**Problem details**
Every line of the material that follows must be printed again exactly.
___ Information given
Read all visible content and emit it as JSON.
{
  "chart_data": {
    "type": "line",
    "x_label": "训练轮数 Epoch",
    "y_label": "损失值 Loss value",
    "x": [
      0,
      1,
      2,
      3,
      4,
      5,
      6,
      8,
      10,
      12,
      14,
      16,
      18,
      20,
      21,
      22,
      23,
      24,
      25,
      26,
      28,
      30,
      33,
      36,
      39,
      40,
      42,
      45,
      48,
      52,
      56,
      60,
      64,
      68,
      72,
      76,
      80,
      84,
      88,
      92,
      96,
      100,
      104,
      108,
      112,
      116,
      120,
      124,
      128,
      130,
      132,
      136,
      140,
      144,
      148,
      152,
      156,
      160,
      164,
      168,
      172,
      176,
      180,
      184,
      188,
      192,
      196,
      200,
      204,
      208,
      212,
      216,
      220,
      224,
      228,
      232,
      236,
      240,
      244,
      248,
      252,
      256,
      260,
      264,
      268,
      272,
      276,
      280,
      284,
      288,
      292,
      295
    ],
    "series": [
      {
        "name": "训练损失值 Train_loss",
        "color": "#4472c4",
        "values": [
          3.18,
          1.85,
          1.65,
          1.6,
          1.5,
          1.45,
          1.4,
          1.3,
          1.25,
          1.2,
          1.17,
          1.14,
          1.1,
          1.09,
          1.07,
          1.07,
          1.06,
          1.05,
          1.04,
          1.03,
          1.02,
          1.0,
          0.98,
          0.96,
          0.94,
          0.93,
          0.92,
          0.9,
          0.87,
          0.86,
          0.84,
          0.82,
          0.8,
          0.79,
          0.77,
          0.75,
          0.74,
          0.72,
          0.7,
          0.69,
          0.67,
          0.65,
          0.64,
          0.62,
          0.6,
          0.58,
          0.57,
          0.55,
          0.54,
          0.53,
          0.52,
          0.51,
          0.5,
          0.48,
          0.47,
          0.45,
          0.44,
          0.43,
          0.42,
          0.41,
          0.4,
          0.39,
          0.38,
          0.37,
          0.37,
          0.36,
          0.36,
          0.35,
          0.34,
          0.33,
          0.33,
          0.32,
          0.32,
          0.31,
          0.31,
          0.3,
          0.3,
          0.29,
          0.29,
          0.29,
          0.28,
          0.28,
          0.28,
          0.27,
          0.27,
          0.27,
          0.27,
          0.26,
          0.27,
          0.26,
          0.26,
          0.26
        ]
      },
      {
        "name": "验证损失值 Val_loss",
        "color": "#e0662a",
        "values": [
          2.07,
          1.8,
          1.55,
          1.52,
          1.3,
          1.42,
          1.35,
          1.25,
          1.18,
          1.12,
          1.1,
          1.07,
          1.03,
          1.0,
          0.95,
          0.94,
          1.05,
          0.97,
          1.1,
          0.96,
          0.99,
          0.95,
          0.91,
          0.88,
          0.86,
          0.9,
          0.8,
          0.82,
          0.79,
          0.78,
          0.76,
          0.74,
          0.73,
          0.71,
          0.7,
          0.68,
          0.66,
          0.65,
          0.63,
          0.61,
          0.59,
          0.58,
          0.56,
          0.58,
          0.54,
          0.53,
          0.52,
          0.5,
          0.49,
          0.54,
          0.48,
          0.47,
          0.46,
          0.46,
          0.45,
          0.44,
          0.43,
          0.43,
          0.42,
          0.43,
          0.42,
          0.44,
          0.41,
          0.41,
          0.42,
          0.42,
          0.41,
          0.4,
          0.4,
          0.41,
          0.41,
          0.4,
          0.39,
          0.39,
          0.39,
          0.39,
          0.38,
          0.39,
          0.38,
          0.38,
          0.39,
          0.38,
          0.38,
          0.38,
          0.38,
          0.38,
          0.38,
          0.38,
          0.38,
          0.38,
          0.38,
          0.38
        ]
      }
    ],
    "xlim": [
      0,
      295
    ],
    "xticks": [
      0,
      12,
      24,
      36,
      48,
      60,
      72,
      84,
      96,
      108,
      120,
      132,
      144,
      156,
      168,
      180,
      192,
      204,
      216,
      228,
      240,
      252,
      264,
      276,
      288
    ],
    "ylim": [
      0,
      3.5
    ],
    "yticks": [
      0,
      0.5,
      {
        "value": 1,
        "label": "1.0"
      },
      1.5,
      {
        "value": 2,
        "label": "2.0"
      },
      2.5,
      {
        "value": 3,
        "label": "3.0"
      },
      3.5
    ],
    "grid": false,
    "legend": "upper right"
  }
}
______
**Result**
Read all visible content and emit it as JSON.
{
  "chart_data": {
    "type": "line",
    "x_label": "训练轮数 Epoch",
    "y_label": "损失值 Loss value",
    "x": [
      0,
      1,
      2,
      3,
      4,
      5,
      6,
      8,
      10,
      12,
      14,
      16,
      18,
      20,
      21,
      22,
      23,
      24,
      25,
      26,
      28,
      30,
      33,
      36,
      39,
      40,
      42,
      45,
      48,
      52,
      56,
      60,
      64,
      68,
      72,
      76,
      80,
      84,
      88,
      92,
      96,
      100,
      104,
      108,
      112,
      116,
      120,
      124,
      128,
      130,
      132,
      136,
      140,
      144,
      148,
      152,
      156,
      160,
      164,
      168,
      172,
      176,
      180,
      184,
      188,
      192,
      196,
      200,
      204,
      208,
      212,
      216,
      220,
      224,
      228,
      232,
      236,
      240,
      244,
      248,
      252,
      256,
      260,
      264,
      268,
      272,
      276,
      280,
      284,
      288,
      292,
      295
    ],
    "series": [
      {
        "name": "训练损失值 Train_loss",
        "color": "#4472c4",
        "values": [
          3.18,
          1.85,
          1.65,
          1.6,
          1.5,
          1.45,
          1.4,
          1.3,
          1.25,
          1.2,
          1.17,
          1.14,
          1.1,
          1.09,
          1.07,
          1.07,
          1.06,
          1.05,
          1.04,
          1.03,
          1.02,
          1.0,
          0.98,
          0.96,
          0.94,
          0.93,
          0.92,
          0.9,
          0.87,
          0.86,
          0.84,
          0.82,
          0.8,
          0.79,
          0.77,
          0.75,
          0.74,
          0.72,
          0.7,
          0.69,
          0.67,
          0.65,
          0.64,
          0.62,
          0.6,
          0.58,
          0.57,
          0.55,
          0.54,
          0.53,
          0.52,
          0.51,
          0.5,
          0.48,
          0.47,
          0.45,
          0.44,
          0.43,
          0.42,
          0.41,
          0.4,
          0.39,
          0.38,
          0.37,
          0.37,
          0.36,
          0.36,
          0.35,
          0.34,
          0.33,
          0.33,
          0.32,
          0.32,
          0.31,
          0.31,
          0.3,
          0.3,
          0.29,
          0.29,
          0.29,
          0.28,
          0.28,
          0.28,
          0.27,
          0.27,
          0.27,
          0.27,
          0.26,
          0.27,
          0.26,
          0.26,
          0.26
        ]
      },
      {
        "name": "验证损失值 Val_loss",
        "color": "#e0662a",
        "values": [
          2.07,
          1.8,
          1.55,
          1.52,
          1.3,
          1.42,
          1.35,
          1.25,
          1.18,
          1.12,
          1.1,
          1.07,
          1.03,
          1.0,
          0.95,
          0.94,
          1.05,
          0.97,
          1.1,
          0.96,
          0.99,
          0.95,
          0.91,
          0.88,
          0.86,
          0.9,
          0.8,
          0.82,
          0.79,
          0.78,
          0.76,
          0.74,
          0.73,
          0.71,
          0.7,
          0.68,
          0.66,
          0.65,
          0.63,
          0.61,
          0.59,
          0.58,
          0.56,
          0.58,
          0.54,
          0.53,
          0.52,
          0.5,
          0.49,
          0.54,
          0.48,
          0.47,
          0.46,
          0.46,
          0.45,
          0.44,
          0.43,
          0.43,
          0.42,
          0.43,
          0.42,
          0.44,
          0.41,
          0.41,
          0.42,
          0.42,
          0.41,
          0.4,
          0.4,
          0.41,
          0.41,
          0.4,
          0.39,
          0.39,
          0.39,
          0.39,
          0.38,
          0.39,
          0.38,
          0.38,
          0.39,
          0.38,
          0.38,
          0.38,
          0.38,
          0.38,
          0.38,
          0.38,
          0.38,
          0.38,
          0.38,
          0.38
        ]
      }
    ],
    "xlim": [
      0,
      295
    ],
    "xticks": [
      0,
      12,
      24,
      36,
      48,
      60,
      72,
      84,
      96,
      108,
      120,
      132,
      144,
      156,
      168,
      180,
      192,
      204,
      216,
      228,
      240,
      252,
      264,
      276,
      288
    ],
    "ylim": [
      0,
      3.5
    ],
    "yticks": [
      0,
      0.5,
      {
        "value": 1,
        "label": "1.0"
      },
      1.5,
      {
        "value": 2,
        "label": "2.0"
      },
      2.5,
      {
        "value": 3,
        "label": "3.0"
      },
      3.5
    ],
    "grid": false,
    "legend": "upper right"
  }
}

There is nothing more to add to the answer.